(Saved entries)
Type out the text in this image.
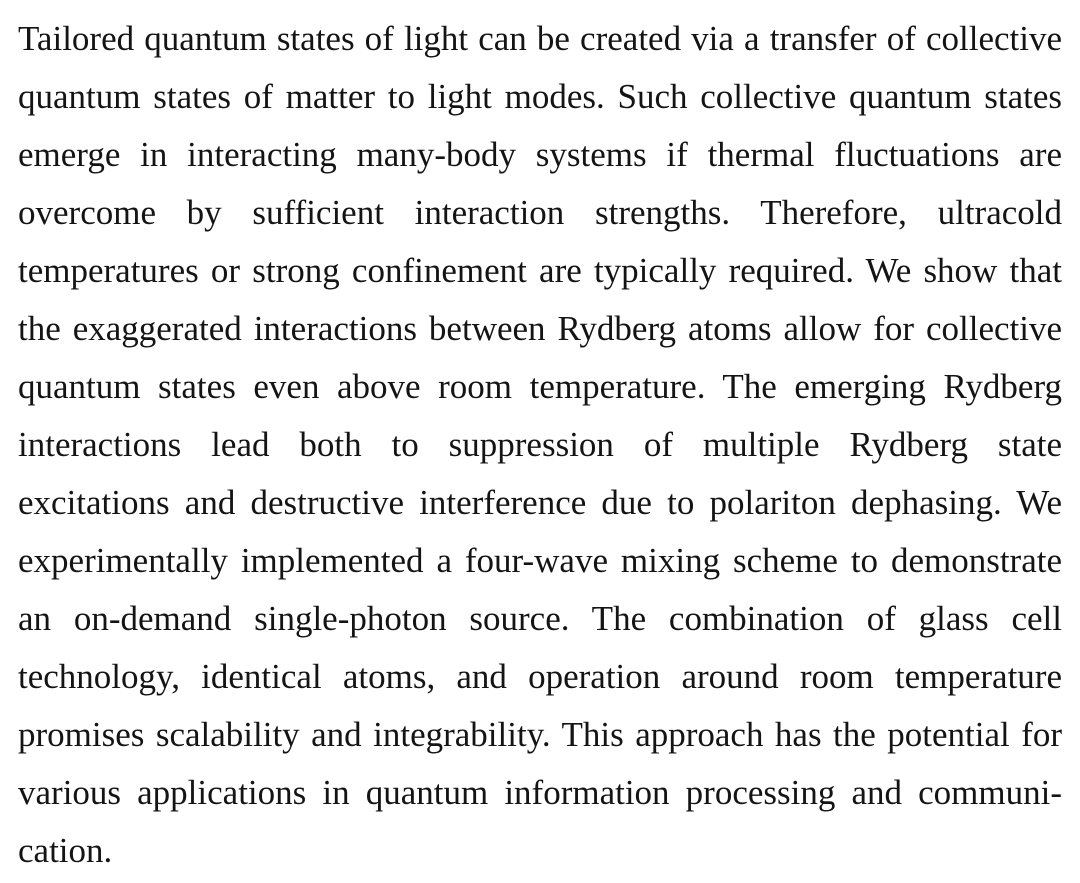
Tailored quantum states of light can be created via a transfer of collective
quantum states of matter to light modes. Such collective quantum states
emerge in interacting many-body systems if thermal fluctuations are
overcome by sufficient interaction strengths. Therefore, ultracold
temperatures or strong confinement are typically required. We show that
the exaggerated interactions between Rydberg atoms allow for collective
quantum states even above room temperature. The emerging Rydberg
interactions lead both to suppression of multiple Rydberg state
excitations and destructive interference due to polariton dephasing. We
experimentally implemented a four-wave mixing scheme to demonstrate
an on-demand single-photon source. The combination of glass cell
technology, identical atoms, and operation around room temperature
promises scalability and integrability. This approach has the potential for
various applications in quantum information processing and communi-
cation.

(Problem details)
Quote every entry exactly, with the pictures omitted.

(Solution below)
Type out the text in this image.
Tailored quantum states of light can be created via a transfer of collective
quantum states of matter to light modes. Such collective quantum states
emerge in interacting many-body systems if thermal fluctuations are
overcome by sufficient interaction strengths. Therefore, ultracold
temperatures or strong confinement are typically required. We show that
the exaggerated interactions between Rydberg atoms allow for collective
quantum states even above room temperature. The emerging Rydberg
interactions lead both to suppression of multiple Rydberg state
excitations and destructive interference due to polariton dephasing. We
experimentally implemented a four-wave mixing scheme to demonstrate
an on-demand single-photon source. The combination of glass cell
technology, identical atoms, and operation around room temperature
promises scalability and integrability. This approach has the potential for
various applications in quantum information processing and communi-
cation.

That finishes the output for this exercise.